Stated task
Filter the records below and copy every line containing the word "Clear".

## Begin Records for this exercise

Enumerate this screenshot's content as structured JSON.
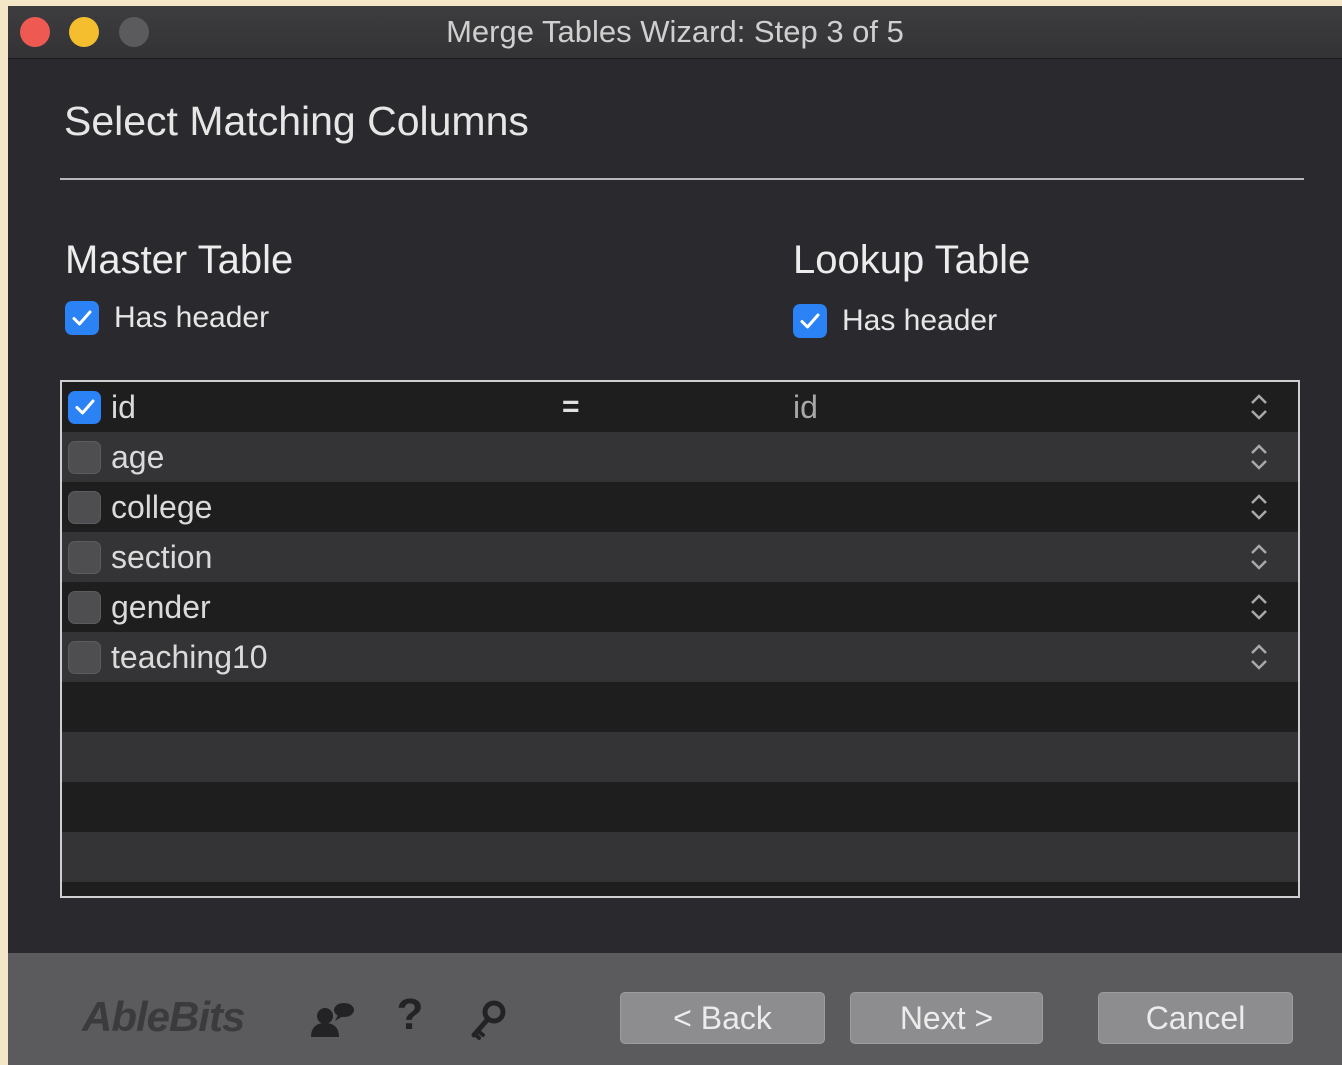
{
  "window": {
    "title": "Merge Tables Wizard: Step 3 of 5"
  },
  "page": {
    "title": "Select Matching Columns"
  },
  "master": {
    "title": "Master Table",
    "has_header_label": "Has header",
    "has_header_checked": true
  },
  "lookup": {
    "title": "Lookup Table",
    "has_header_label": "Has header",
    "has_header_checked": true
  },
  "columns": [
    {
      "name": "id",
      "checked": true,
      "operator": "=",
      "lookup_value": "id"
    },
    {
      "name": "age",
      "checked": false,
      "operator": "",
      "lookup_value": ""
    },
    {
      "name": "college",
      "checked": false,
      "operator": "",
      "lookup_value": ""
    },
    {
      "name": "section",
      "checked": false,
      "operator": "",
      "lookup_value": ""
    },
    {
      "name": "gender",
      "checked": false,
      "operator": "",
      "lookup_value": ""
    },
    {
      "name": "teaching10",
      "checked": false,
      "operator": "",
      "lookup_value": ""
    }
  ],
  "footer": {
    "logo": "AbleBits",
    "icons": [
      "users-icon",
      "help-icon",
      "key-icon"
    ],
    "help_glyph": "?",
    "back_label": "< Back",
    "next_label": "Next >",
    "cancel_label": "Cancel"
  },
  "colors": {
    "accent": "#2a82f5",
    "background": "#2a2a2e",
    "footer": "#5b5b5d"
  }
}
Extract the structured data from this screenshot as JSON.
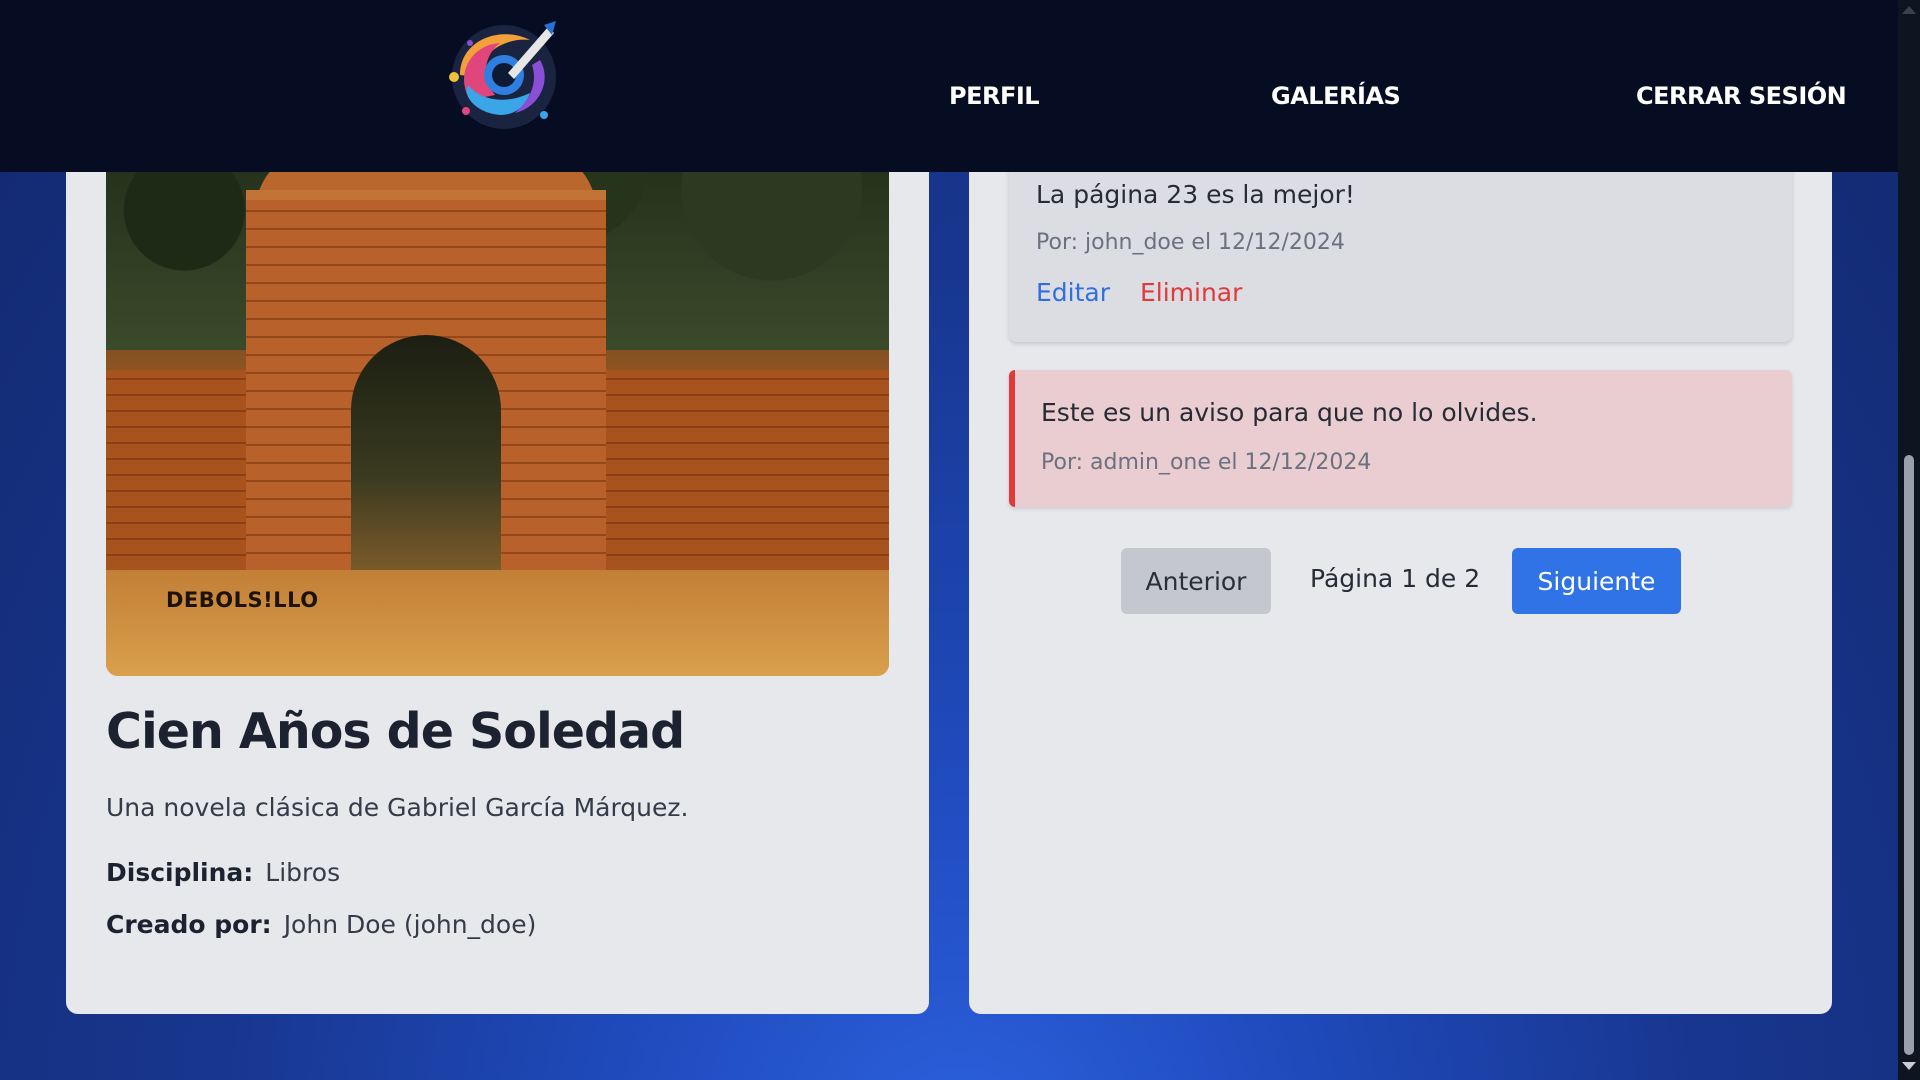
{
  "nav": {
    "items": [
      {
        "label": "PERFIL"
      },
      {
        "label": "GALERÍAS"
      },
      {
        "label": "CERRAR SESIÓN"
      }
    ]
  },
  "artwork": {
    "cover_publisher_text": "DEBOLS!LLO",
    "title": "Cien Años de Soledad",
    "description": "Una novela clásica de Gabriel García Márquez.",
    "discipline_label": "Disciplina:",
    "discipline_value": "Libros",
    "creator_label": "Creado por:",
    "creator_value": "John Doe (john_doe)"
  },
  "comments": [
    {
      "text": "La página 23 es la mejor!",
      "byline": "Por: john_doe el 12/12/2024",
      "edit_label": "Editar",
      "delete_label": "Eliminar"
    }
  ],
  "notice": {
    "text": "Este es un aviso para que no lo olvides.",
    "byline": "Por: admin_one el 12/12/2024",
    "accent_color": "#e03a3a"
  },
  "pagination": {
    "prev_label": "Anterior",
    "info": "Página 1 de 2",
    "next_label": "Siguiente"
  },
  "colors": {
    "header_bg": "#060c22",
    "card_bg": "#e7e8ec",
    "primary": "#2f73e6",
    "danger": "#e03a3a"
  },
  "icons": {
    "logo": "paint-palette-swirl-logo"
  }
}
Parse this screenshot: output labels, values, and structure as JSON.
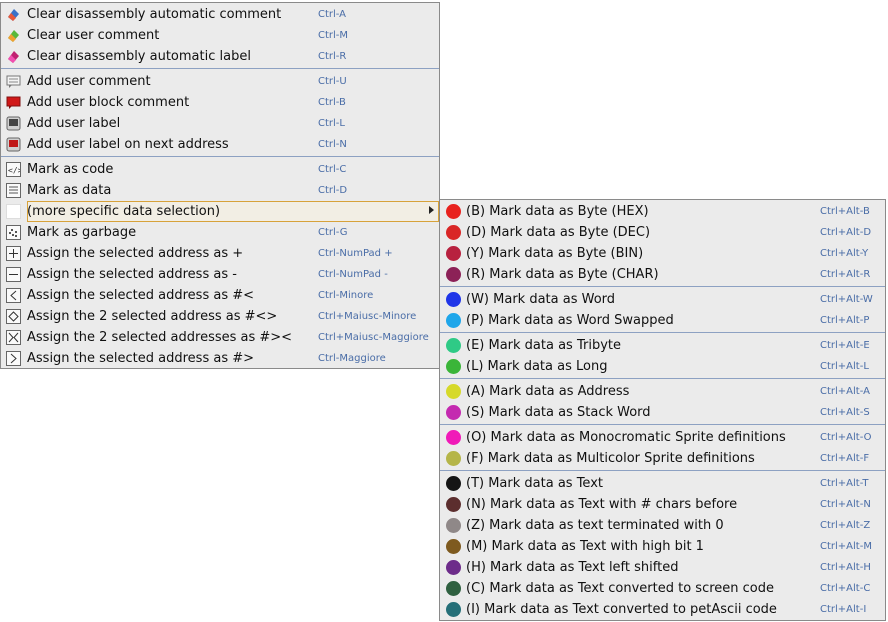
{
  "main_menu": {
    "items": [
      {
        "label": "Clear disassembly automatic comment",
        "shortcut": "Ctrl-A",
        "icon": "eraser-icon",
        "icon_colors": [
          "#e8593a",
          "#3a72c9"
        ]
      },
      {
        "label": "Clear user comment",
        "shortcut": "Ctrl-M",
        "icon": "eraser-icon",
        "icon_colors": [
          "#f0a030",
          "#58b83a"
        ]
      },
      {
        "label": "Clear disassembly automatic label",
        "shortcut": "Ctrl-R",
        "icon": "eraser-icon",
        "icon_colors": [
          "#e0309a",
          "#c02070"
        ]
      },
      {
        "label": "Add user comment",
        "shortcut": "Ctrl-U",
        "icon": "comment-icon",
        "icon_colors": [
          "#808080"
        ]
      },
      {
        "label": "Add user block comment",
        "shortcut": "Ctrl-B",
        "icon": "block-comment-icon",
        "icon_colors": [
          "#d01818"
        ]
      },
      {
        "label": "Add user label",
        "shortcut": "Ctrl-L",
        "icon": "label-icon",
        "icon_colors": [
          "#555555"
        ]
      },
      {
        "label": "Add user label on next address",
        "shortcut": "Ctrl-N",
        "icon": "next-label-icon",
        "icon_colors": [
          "#c01818"
        ]
      },
      {
        "label": "Mark as code",
        "shortcut": "Ctrl-C",
        "icon": "code-icon",
        "icon_colors": []
      },
      {
        "label": "Mark as data",
        "shortcut": "Ctrl-D",
        "icon": "data-icon",
        "icon_colors": []
      },
      {
        "label": "(more specific data selection)",
        "shortcut": "",
        "icon": "blank-icon",
        "icon_colors": []
      },
      {
        "label": "Mark as garbage",
        "shortcut": "Ctrl-G",
        "icon": "garbage-icon",
        "icon_colors": []
      },
      {
        "label": "Assign the selected address as +",
        "shortcut": "Ctrl-NumPad +",
        "icon": "plus-doc-icon",
        "icon_colors": []
      },
      {
        "label": "Assign the selected address as -",
        "shortcut": "Ctrl-NumPad -",
        "icon": "minus-doc-icon",
        "icon_colors": []
      },
      {
        "label": "Assign the selected address as #<",
        "shortcut": "Ctrl-Minore",
        "icon": "less-doc-icon",
        "icon_colors": []
      },
      {
        "label": "Assign the 2 selected address as #<>",
        "shortcut": "Ctrl+Maiusc-Minore",
        "icon": "diamond-doc-icon",
        "icon_colors": []
      },
      {
        "label": "Assign the 2 selected addresses as #><",
        "shortcut": "Ctrl+Maiusc-Maggiore",
        "icon": "cross-doc-icon",
        "icon_colors": []
      },
      {
        "label": "Assign the selected address as #>",
        "shortcut": "Ctrl-Maggiore",
        "icon": "greater-doc-icon",
        "icon_colors": []
      }
    ]
  },
  "sub_menu": {
    "items": [
      {
        "label": "(B) Mark data as Byte (HEX)",
        "shortcut": "Ctrl+Alt-B",
        "color": "#e8221e"
      },
      {
        "label": "(D) Mark data as Byte (DEC)",
        "shortcut": "Ctrl+Alt-D",
        "color": "#d92626"
      },
      {
        "label": "(Y) Mark data as Byte (BIN)",
        "shortcut": "Ctrl+Alt-Y",
        "color": "#b8213f"
      },
      {
        "label": "(R) Mark data as Byte (CHAR)",
        "shortcut": "Ctrl+Alt-R",
        "color": "#8c2157"
      },
      {
        "label": "(W) Mark data as Word",
        "shortcut": "Ctrl+Alt-W",
        "color": "#1f35e8"
      },
      {
        "label": "(P) Mark data as Word Swapped",
        "shortcut": "Ctrl+Alt-P",
        "color": "#1ea6ea"
      },
      {
        "label": "(E) Mark data as Tribyte",
        "shortcut": "Ctrl+Alt-E",
        "color": "#2fca86"
      },
      {
        "label": "(L) Mark data as Long",
        "shortcut": "Ctrl+Alt-L",
        "color": "#3bb539"
      },
      {
        "label": "(A) Mark data as Address",
        "shortcut": "Ctrl+Alt-A",
        "color": "#d6d92a"
      },
      {
        "label": "(S) Mark data as Stack Word",
        "shortcut": "Ctrl+Alt-S",
        "color": "#c42ab0"
      },
      {
        "label": "(O) Mark data as Monocromatic Sprite definitions",
        "shortcut": "Ctrl+Alt-O",
        "color": "#f01ab8"
      },
      {
        "label": "(F) Mark data as Multicolor Sprite definitions",
        "shortcut": "Ctrl+Alt-F",
        "color": "#b5b548"
      },
      {
        "label": "(T) Mark data as Text",
        "shortcut": "Ctrl+Alt-T",
        "color": "#151515"
      },
      {
        "label": "(N) Mark data as Text with # chars before",
        "shortcut": "Ctrl+Alt-N",
        "color": "#5c2e2e"
      },
      {
        "label": "(Z) Mark data as text terminated with 0",
        "shortcut": "Ctrl+Alt-Z",
        "color": "#8f8888"
      },
      {
        "label": "(M) Mark data as Text with high bit 1",
        "shortcut": "Ctrl+Alt-M",
        "color": "#7e5a1f"
      },
      {
        "label": "(H) Mark data as Text left shifted",
        "shortcut": "Ctrl+Alt-H",
        "color": "#6d2c8a"
      },
      {
        "label": "(C) Mark data as Text converted to screen code",
        "shortcut": "Ctrl+Alt-C",
        "color": "#2f6040"
      },
      {
        "label": "(I) Mark data as Text converted to petAscii code",
        "shortcut": "Ctrl+Alt-I",
        "color": "#256f78"
      }
    ]
  }
}
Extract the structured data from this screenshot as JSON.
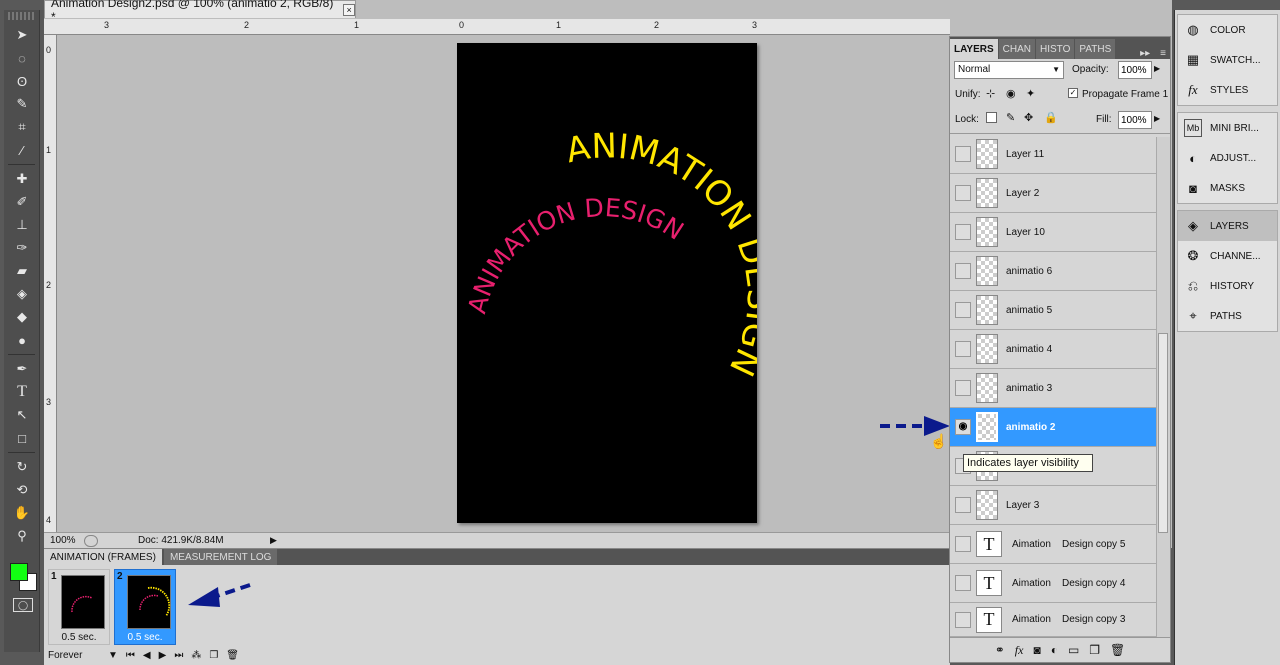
{
  "document": {
    "tab_title": "Animation Design2.psd @ 100% (animatio 2, RGB/8) *",
    "close_label": "×",
    "ruler_h_labels": [
      "3",
      "2",
      "1",
      "0",
      "1",
      "2",
      "3"
    ],
    "ruler_v_labels": [
      "0",
      "1",
      "2",
      "3",
      "4"
    ],
    "zoom": "100%",
    "doc_info": "Doc: 421.9K/8.84M",
    "canvas_text_outer": "ANIMATION DESIGN",
    "canvas_text_inner": "ANIMATION DESIGN",
    "colors": {
      "outer_text": "#ffe600",
      "inner_text": "#e8206e",
      "canvas": "#000000"
    }
  },
  "toolbar": {
    "foreground_color": "#12ff12",
    "background_color": "#ffffff",
    "tools": [
      "move-tool",
      "marquee-tool",
      "lasso-tool",
      "quick-select-tool",
      "crop-tool",
      "eyedropper-tool",
      "healing-tool",
      "brush-tool",
      "stamp-tool",
      "history-brush-tool",
      "eraser-tool",
      "gradient-tool",
      "blur-tool",
      "dodge-tool",
      "pen-tool",
      "type-tool",
      "path-select-tool",
      "shape-tool",
      "3d-rotate-tool",
      "3d-orbit-tool",
      "hand-tool",
      "zoom-tool"
    ]
  },
  "animation": {
    "tabs": [
      "ANIMATION (FRAMES)",
      "MEASUREMENT LOG"
    ],
    "frames": [
      {
        "number": "1",
        "duration": "0.5 sec."
      },
      {
        "number": "2",
        "duration": "0.5 sec."
      }
    ],
    "loop": "Forever"
  },
  "layers_panel": {
    "tabs": [
      "LAYERS",
      "CHAN",
      "HISTO",
      "PATHS"
    ],
    "blend_mode": "Normal",
    "opacity_label": "Opacity:",
    "opacity": "100%",
    "unify_label": "Unify:",
    "propagate_label": "Propagate Frame 1",
    "lock_label": "Lock:",
    "fill_label": "Fill:",
    "fill": "100%",
    "layers": [
      {
        "name": "Layer 11",
        "type": "pixel"
      },
      {
        "name": "Layer 2",
        "type": "pixel"
      },
      {
        "name": "Layer 10",
        "type": "pixel"
      },
      {
        "name": "animatio 6",
        "type": "pixel"
      },
      {
        "name": "animatio 5",
        "type": "pixel"
      },
      {
        "name": "animatio 4",
        "type": "pixel"
      },
      {
        "name": "animatio 3",
        "type": "pixel"
      },
      {
        "name": "animatio 2",
        "type": "pixel"
      },
      {
        "name": "",
        "type": "pixel"
      },
      {
        "name": "Layer 3",
        "type": "pixel"
      },
      {
        "name": "Aimation    Design copy 5",
        "type": "text"
      },
      {
        "name": "Aimation    Design copy 4",
        "type": "text"
      },
      {
        "name": "Aimation    Design copy 3",
        "type": "text"
      }
    ],
    "selected_layer": "animatio 2",
    "tooltip": "Indicates layer visibility"
  },
  "dock": {
    "group1": [
      {
        "label": "COLOR",
        "icon": "color-icon"
      },
      {
        "label": "SWATCH...",
        "icon": "swatches-icon"
      },
      {
        "label": "STYLES",
        "icon": "styles-icon"
      }
    ],
    "group2": [
      {
        "label": "MINI BRI...",
        "icon": "mini-bridge-icon"
      },
      {
        "label": "ADJUST...",
        "icon": "adjustments-icon"
      },
      {
        "label": "MASKS",
        "icon": "masks-icon"
      }
    ],
    "group3": [
      {
        "label": "LAYERS",
        "icon": "layers-icon"
      },
      {
        "label": "CHANNE...",
        "icon": "channels-icon"
      },
      {
        "label": "HISTORY",
        "icon": "history-icon"
      },
      {
        "label": "PATHS",
        "icon": "paths-icon"
      }
    ]
  }
}
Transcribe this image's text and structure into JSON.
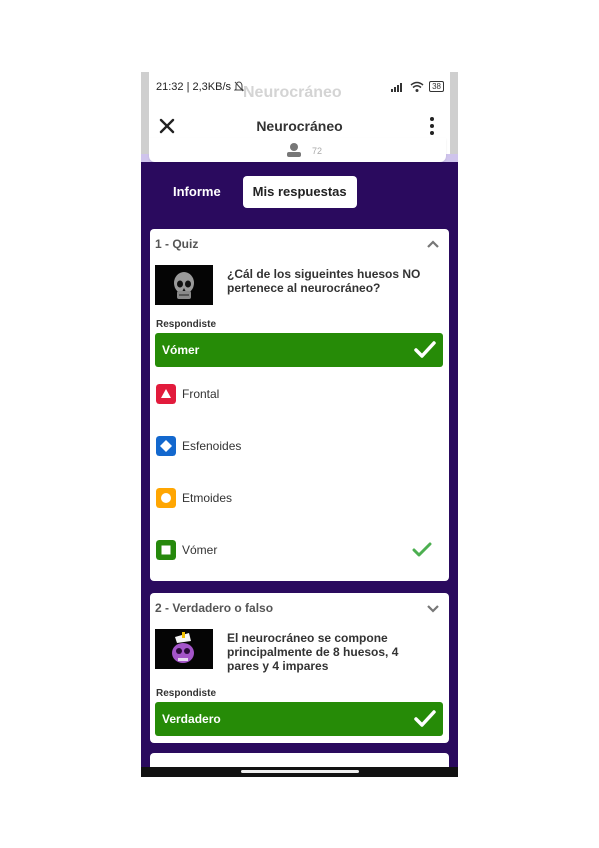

## End Records for this exercise

Task output
        "label": "Clear disassembly automatic comment",
        "label": "Clear user comment",
        "label": "Clear disassembly automatic label",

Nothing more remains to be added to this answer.